Dataset entries on figures:

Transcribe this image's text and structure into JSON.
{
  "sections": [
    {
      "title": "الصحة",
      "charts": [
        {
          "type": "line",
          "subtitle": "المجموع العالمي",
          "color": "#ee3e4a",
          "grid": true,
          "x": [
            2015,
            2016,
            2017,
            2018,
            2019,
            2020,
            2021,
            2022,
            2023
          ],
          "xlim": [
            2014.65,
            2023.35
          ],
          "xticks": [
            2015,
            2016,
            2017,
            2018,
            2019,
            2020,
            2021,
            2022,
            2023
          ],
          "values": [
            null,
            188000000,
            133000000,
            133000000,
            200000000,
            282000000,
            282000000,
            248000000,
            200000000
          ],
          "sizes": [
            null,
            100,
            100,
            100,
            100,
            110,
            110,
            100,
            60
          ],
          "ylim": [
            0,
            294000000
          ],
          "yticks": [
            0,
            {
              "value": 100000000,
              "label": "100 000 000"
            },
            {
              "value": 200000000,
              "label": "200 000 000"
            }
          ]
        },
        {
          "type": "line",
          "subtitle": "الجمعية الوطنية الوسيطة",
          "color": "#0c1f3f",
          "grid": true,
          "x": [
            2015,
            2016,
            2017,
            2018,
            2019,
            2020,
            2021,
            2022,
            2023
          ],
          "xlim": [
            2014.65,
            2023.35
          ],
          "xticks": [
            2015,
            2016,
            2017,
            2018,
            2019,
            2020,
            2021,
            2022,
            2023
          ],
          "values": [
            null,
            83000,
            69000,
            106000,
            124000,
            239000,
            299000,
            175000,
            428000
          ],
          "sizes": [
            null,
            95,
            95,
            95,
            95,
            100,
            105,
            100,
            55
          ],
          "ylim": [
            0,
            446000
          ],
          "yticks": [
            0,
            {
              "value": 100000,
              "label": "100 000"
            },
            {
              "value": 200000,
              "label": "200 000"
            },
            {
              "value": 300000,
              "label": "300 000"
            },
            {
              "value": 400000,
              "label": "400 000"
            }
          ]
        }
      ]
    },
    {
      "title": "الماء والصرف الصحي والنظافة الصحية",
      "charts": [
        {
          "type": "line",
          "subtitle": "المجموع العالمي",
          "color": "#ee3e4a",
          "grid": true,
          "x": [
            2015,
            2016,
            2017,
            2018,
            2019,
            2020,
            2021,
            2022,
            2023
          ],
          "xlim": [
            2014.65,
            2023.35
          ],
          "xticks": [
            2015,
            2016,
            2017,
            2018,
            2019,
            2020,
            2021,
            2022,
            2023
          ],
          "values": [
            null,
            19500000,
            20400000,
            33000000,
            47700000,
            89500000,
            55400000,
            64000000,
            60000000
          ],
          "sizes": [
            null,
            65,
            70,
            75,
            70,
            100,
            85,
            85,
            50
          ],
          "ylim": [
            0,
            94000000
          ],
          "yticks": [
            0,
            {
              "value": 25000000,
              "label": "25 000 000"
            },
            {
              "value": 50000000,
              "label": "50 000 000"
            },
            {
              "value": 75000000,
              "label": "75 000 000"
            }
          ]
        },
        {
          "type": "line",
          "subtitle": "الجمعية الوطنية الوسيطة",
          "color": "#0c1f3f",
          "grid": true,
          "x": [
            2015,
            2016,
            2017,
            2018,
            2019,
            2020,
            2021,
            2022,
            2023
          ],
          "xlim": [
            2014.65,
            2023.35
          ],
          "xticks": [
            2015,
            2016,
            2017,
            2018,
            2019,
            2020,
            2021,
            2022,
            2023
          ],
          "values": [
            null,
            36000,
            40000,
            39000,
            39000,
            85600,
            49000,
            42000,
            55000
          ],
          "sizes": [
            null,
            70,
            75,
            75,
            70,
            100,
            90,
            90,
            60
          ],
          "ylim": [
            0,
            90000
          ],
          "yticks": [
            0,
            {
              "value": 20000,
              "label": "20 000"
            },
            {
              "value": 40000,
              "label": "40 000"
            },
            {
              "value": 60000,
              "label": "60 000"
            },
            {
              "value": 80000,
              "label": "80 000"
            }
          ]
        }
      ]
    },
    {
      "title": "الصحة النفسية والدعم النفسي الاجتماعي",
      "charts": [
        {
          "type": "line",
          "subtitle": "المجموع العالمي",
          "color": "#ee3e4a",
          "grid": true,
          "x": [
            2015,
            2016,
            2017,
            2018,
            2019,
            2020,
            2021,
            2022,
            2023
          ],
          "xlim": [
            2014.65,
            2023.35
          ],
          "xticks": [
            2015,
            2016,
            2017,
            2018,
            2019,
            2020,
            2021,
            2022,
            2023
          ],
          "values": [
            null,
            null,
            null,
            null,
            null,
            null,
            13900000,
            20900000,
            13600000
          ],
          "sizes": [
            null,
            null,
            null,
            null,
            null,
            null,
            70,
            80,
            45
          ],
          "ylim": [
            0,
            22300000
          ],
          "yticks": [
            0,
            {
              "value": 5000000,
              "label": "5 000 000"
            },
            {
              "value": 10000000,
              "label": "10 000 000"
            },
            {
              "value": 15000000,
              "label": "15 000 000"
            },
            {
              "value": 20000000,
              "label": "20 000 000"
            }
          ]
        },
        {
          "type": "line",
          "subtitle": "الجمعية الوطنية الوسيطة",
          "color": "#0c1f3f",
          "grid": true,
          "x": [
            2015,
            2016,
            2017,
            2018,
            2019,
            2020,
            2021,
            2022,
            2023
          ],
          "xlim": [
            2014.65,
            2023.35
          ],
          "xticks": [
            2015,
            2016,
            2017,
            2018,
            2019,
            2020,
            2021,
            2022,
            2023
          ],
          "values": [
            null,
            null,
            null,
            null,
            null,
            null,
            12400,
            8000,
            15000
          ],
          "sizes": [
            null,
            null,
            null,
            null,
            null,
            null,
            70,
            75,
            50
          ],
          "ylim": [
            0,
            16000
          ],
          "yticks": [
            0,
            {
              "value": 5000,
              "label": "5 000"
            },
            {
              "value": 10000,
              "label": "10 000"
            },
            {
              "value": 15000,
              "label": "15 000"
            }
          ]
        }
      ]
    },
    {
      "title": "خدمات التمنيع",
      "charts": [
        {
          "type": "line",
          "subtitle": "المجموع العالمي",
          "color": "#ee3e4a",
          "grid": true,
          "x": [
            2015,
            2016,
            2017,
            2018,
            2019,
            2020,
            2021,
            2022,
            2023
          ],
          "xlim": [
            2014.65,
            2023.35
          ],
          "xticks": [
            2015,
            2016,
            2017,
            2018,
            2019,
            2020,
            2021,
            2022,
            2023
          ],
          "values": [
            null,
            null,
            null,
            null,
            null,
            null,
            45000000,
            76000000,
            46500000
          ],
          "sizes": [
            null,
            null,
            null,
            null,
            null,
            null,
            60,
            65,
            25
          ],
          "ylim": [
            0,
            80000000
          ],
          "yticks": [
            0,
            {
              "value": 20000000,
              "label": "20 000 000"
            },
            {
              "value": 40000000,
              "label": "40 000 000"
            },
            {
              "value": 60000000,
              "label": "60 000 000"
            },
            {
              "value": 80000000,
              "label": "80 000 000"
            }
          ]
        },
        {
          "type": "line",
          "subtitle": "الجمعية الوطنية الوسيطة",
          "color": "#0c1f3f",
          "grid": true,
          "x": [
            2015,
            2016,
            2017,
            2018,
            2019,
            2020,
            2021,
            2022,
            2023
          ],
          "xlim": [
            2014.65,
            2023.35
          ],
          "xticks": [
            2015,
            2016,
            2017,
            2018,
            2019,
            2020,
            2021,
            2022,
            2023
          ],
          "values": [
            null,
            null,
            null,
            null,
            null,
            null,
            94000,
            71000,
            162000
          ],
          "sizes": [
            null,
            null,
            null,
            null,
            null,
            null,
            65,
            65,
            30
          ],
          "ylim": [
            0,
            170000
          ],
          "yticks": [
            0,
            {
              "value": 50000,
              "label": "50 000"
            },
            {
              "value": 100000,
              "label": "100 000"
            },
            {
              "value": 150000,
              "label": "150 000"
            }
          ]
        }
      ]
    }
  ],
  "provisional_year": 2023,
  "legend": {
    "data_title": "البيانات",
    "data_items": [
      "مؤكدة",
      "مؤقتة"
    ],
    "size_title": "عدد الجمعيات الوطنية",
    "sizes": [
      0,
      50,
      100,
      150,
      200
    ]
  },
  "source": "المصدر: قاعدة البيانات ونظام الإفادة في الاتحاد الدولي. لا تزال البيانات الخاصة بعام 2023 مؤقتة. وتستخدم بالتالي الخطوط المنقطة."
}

Task: Collect the lines of the data that carry the word "مؤقتة".

Full output:
      "مؤقتة"
  "source": "المصدر: قاعدة البيانات ونظام الإفادة في الاتحاد الدولي. لا تزال البيانات الخاصة بعام 2023 مؤقتة. وتستخدم بالتالي الخطوط المنقطة."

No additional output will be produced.